*GOAL:* Work out how many lines of the data hold the string "JSON", and reply with that number alone.

----- RECORD SET -----

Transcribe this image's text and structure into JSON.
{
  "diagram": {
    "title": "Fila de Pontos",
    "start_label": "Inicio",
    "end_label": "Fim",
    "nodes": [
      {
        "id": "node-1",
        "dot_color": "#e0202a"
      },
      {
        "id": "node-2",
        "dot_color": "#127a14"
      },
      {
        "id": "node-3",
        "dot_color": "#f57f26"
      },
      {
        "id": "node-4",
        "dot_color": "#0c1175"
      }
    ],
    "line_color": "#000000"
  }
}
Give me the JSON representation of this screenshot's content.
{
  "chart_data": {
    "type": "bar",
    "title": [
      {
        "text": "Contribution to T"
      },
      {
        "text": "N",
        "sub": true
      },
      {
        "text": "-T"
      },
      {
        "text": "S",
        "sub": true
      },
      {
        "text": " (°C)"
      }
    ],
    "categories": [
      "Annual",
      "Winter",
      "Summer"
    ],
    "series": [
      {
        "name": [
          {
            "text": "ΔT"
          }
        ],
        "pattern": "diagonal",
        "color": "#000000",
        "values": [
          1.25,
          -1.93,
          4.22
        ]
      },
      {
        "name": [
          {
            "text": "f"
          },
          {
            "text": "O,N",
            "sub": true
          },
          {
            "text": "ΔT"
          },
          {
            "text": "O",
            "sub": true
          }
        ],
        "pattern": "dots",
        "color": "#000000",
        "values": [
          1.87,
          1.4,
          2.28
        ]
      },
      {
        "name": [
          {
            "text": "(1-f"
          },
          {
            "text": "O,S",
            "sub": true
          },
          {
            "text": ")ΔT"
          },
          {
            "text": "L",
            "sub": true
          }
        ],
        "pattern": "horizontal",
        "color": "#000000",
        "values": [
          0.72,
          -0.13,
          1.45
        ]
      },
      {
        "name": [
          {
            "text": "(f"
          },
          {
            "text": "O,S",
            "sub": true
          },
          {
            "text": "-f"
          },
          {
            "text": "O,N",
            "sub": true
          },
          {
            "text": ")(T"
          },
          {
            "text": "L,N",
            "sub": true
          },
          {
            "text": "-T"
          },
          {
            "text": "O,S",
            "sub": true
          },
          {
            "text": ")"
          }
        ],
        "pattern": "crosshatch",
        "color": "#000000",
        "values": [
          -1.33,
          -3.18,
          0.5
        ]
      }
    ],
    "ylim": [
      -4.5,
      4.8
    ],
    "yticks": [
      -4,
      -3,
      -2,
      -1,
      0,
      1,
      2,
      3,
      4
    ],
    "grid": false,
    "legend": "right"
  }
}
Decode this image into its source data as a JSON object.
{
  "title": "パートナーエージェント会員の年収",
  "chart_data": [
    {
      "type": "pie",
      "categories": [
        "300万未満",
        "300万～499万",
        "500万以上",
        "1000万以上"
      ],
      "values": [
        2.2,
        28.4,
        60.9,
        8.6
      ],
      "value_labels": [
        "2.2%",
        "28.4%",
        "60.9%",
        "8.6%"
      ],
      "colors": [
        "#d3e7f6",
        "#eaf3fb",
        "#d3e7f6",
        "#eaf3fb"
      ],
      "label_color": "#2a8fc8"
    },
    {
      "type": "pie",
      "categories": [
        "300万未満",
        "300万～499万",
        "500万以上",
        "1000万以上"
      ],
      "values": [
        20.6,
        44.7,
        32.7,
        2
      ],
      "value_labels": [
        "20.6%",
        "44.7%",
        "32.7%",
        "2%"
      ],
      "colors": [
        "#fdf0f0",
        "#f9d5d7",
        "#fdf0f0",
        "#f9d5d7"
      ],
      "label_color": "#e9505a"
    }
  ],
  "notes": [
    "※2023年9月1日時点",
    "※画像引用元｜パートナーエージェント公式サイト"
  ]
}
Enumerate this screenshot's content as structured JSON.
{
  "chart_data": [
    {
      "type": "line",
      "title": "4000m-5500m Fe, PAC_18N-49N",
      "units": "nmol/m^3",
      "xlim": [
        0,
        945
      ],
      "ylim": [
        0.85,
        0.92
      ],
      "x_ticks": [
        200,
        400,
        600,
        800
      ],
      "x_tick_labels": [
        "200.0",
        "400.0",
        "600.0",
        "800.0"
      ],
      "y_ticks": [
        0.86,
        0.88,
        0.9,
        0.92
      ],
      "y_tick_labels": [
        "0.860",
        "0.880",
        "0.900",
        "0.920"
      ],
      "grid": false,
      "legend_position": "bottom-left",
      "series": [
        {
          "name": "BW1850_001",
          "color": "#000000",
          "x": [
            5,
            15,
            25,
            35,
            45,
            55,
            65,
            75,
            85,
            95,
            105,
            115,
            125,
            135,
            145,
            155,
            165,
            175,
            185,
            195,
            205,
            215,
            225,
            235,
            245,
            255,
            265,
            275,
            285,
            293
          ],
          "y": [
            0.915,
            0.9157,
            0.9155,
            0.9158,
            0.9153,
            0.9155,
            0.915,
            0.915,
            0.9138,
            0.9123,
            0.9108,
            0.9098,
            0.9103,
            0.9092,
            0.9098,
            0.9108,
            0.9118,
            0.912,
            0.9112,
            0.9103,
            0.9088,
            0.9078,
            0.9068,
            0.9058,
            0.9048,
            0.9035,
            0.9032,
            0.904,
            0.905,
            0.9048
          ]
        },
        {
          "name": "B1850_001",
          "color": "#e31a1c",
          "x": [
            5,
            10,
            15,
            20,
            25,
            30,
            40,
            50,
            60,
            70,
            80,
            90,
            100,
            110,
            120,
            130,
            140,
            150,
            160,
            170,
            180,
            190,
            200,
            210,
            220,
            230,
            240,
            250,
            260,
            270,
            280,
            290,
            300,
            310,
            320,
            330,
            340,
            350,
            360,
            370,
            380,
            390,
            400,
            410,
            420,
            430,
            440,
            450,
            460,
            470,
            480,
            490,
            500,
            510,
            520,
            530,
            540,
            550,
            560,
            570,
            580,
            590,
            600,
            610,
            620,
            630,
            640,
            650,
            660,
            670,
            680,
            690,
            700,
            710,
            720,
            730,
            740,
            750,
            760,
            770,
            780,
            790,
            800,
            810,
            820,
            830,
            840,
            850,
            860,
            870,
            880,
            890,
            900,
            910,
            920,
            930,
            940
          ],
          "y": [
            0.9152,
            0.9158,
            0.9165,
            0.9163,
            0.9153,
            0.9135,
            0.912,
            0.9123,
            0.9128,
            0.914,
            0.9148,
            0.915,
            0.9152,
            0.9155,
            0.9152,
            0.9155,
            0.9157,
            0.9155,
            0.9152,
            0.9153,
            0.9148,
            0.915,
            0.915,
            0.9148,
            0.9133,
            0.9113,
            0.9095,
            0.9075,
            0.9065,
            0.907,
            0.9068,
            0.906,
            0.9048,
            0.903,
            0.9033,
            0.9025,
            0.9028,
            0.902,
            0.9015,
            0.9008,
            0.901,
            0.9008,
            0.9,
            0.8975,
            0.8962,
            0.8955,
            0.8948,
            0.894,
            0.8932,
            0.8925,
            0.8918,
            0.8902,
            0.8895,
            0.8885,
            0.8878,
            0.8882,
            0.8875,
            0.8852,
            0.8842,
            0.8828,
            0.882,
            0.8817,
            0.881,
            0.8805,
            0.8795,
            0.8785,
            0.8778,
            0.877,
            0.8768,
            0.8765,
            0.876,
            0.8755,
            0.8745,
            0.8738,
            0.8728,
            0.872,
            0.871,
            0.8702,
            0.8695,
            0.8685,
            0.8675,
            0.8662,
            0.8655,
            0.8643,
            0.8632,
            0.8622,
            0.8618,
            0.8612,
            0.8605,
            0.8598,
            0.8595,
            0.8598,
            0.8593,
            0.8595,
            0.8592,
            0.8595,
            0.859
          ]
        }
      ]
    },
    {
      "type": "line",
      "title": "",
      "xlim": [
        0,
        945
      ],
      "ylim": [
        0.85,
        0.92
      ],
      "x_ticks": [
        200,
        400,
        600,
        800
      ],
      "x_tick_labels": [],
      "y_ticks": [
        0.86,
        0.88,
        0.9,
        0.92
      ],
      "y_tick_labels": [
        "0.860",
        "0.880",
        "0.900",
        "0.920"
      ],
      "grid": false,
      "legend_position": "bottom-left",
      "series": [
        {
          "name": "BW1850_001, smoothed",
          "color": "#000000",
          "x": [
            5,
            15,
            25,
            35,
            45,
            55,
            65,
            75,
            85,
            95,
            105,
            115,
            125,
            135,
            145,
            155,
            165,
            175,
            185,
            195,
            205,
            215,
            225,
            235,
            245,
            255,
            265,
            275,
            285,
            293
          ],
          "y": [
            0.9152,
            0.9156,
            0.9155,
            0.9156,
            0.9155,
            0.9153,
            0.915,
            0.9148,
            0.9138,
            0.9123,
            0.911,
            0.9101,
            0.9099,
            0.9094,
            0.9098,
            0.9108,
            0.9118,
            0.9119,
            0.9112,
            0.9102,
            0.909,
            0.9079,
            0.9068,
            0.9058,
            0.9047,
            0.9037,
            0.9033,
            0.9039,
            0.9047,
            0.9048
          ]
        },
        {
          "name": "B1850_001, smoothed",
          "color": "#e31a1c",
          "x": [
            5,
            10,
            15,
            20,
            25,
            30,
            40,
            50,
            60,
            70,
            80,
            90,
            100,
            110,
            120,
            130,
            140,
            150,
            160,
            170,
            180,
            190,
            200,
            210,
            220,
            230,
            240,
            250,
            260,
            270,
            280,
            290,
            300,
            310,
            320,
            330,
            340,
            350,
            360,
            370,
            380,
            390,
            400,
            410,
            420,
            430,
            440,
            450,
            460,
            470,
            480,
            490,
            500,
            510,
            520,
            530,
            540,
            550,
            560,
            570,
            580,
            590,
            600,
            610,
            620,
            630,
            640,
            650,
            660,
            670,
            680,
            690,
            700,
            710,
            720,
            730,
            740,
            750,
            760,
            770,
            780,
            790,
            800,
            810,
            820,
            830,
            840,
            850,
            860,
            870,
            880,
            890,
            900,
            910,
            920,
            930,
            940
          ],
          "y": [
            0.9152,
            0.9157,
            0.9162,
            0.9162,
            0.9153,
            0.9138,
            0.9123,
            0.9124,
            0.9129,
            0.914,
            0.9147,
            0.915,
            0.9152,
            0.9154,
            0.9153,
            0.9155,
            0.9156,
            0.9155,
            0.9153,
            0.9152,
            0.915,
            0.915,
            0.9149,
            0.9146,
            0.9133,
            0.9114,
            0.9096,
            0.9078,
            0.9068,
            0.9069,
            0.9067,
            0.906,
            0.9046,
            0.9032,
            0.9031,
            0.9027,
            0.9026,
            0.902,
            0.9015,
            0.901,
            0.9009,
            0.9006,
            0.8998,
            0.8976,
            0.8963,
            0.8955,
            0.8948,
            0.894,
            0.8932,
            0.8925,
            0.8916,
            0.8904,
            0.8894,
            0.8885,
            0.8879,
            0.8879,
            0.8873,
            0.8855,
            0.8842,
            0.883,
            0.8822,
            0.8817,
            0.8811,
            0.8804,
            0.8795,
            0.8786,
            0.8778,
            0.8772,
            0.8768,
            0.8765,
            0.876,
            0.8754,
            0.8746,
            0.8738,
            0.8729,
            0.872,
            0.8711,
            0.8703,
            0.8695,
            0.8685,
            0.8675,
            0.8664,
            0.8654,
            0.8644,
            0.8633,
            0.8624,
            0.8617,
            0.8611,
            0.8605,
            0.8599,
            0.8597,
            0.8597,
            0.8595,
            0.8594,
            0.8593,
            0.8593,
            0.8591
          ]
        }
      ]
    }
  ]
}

-----

*REPLY:* 4